All of the listing below must be repeated word for word. Pictures are the only thing to omit.
■ ■ ■
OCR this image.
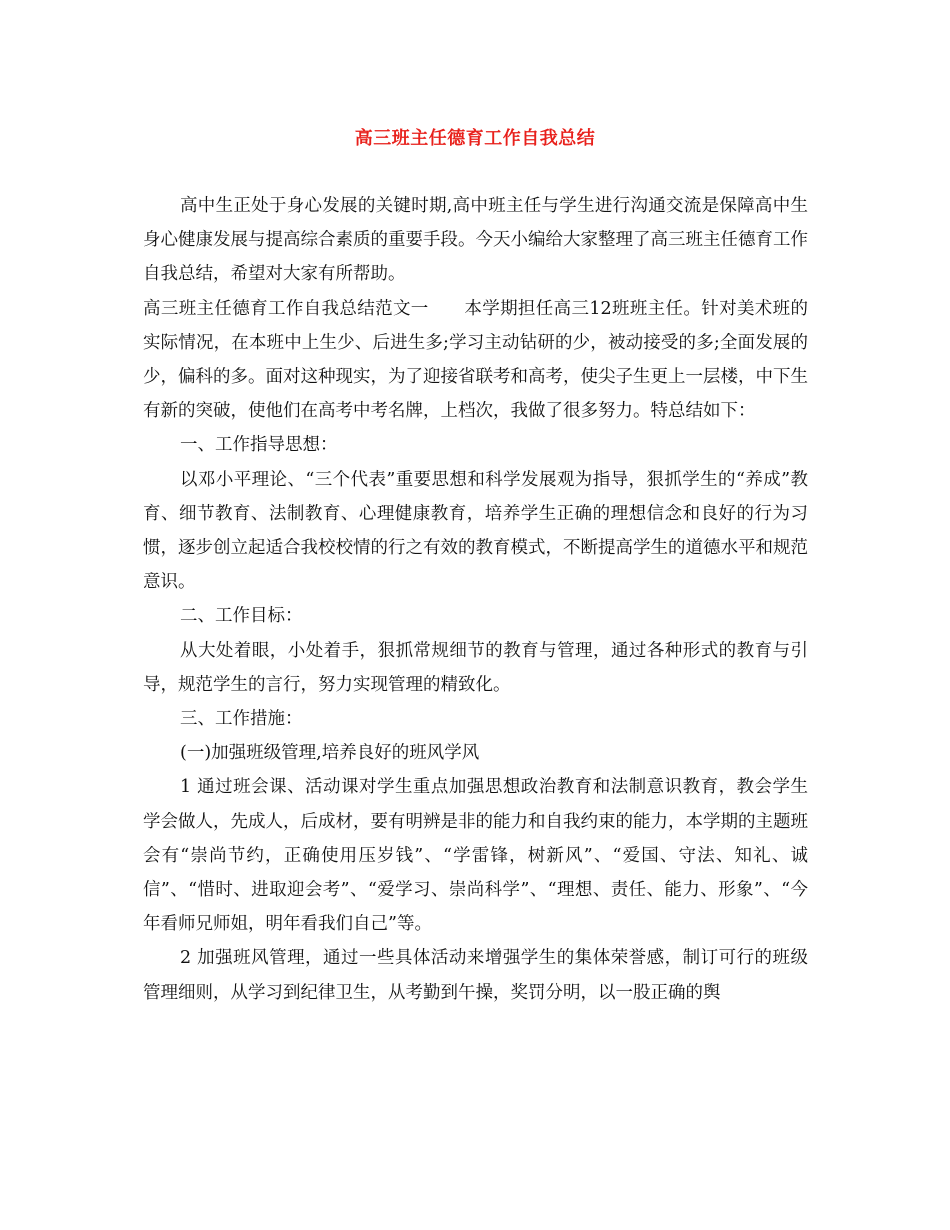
高三班主任德育工作自我总结

高中生正处于身心发展的关键时期,高中班主任与学生进行沟通交流是保障高中生身心健康发展与提高综合素质的重要手段。今天小编给大家整理了高三班主任德育工作自我总结，希望对大家有所帮助。

高三班主任德育工作自我总结范文一　　本学期担任高三12班班主任。针对美术班的实际情况，在本班中上生少、后进生多;学习主动钻研的少，被动接受的多;全面发展的少，偏科的多。面对这种现实，为了迎接省联考和高考，使尖子生更上一层楼，中下生有新的突破，使他们在高考中考名牌，上档次，我做了很多努力。特总结如下：

一、工作指导思想：

以邓小平理论、“三个代表”重要思想和科学发展观为指导，狠抓学生的“养成”教育、细节教育、法制教育、心理健康教育，培养学生正确的理想信念和良好的行为习惯，逐步创立起适合我校校情的行之有效的教育模式，不断提高学生的道德水平和规范意识。

二、工作目标：

从大处着眼，小处着手，狠抓常规细节的教育与管理，通过各种形式的教育与引导，规范学生的言行，努力实现管理的精致化。

三、工作措施：

(一)加强班级管理,培养良好的班风学风

1 通过班会课、活动课对学生重点加强思想政治教育和法制意识教育，教会学生学会做人，先成人，后成材，要有明辨是非的能力和自我约束的能力，本学期的主题班会有“崇尚节约，正确使用压岁钱”、“学雷锋，树新风”、“爱国、守法、知礼、诚信”、“惜时、进取迎会考”、“爱学习、崇尚科学”、“理想、责任、能力、形象”、“今年看师兄师姐，明年看我们自己”等。

2 加强班风管理，通过一些具体活动来增强学生的集体荣誉感，制订可行的班级管理细则，从学习到纪律卫生，从考勤到午操，奖罚分明，以一股正确的舆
■ ■ ■
### EXERCISE SOLUTION
OCR this image.
高三班主任德育工作自我总结

高中生正处于身心发展的关键时期,高中班主任与学生进行沟通交流是保障高中生身心健康发展与提高综合素质的重要手段。今天小编给大家整理了高三班主任德育工作自我总结，希望对大家有所帮助。

高三班主任德育工作自我总结范文一　　本学期担任高三12班班主任。针对美术班的实际情况，在本班中上生少、后进生多;学习主动钻研的少，被动接受的多;全面发展的少，偏科的多。面对这种现实，为了迎接省联考和高考，使尖子生更上一层楼，中下生有新的突破，使他们在高考中考名牌，上档次，我做了很多努力。特总结如下：

一、工作指导思想：

以邓小平理论、“三个代表”重要思想和科学发展观为指导，狠抓学生的“养成”教育、细节教育、法制教育、心理健康教育，培养学生正确的理想信念和良好的行为习惯，逐步创立起适合我校校情的行之有效的教育模式，不断提高学生的道德水平和规范意识。

二、工作目标：

从大处着眼，小处着手，狠抓常规细节的教育与管理，通过各种形式的教育与引导，规范学生的言行，努力实现管理的精致化。

三、工作措施：

(一)加强班级管理,培养良好的班风学风

1 通过班会课、活动课对学生重点加强思想政治教育和法制意识教育，教会学生学会做人，先成人，后成材，要有明辨是非的能力和自我约束的能力，本学期的主题班会有“崇尚节约，正确使用压岁钱”、“学雷锋，树新风”、“爱国、守法、知礼、诚信”、“惜时、进取迎会考”、“爱学习、崇尚科学”、“理想、责任、能力、形象”、“今年看师兄师姐，明年看我们自己”等。

2 加强班风管理，通过一些具体活动来增强学生的集体荣誉感，制订可行的班级管理细则，从学习到纪律卫生，从考勤到午操，奖罚分明，以一股正确的舆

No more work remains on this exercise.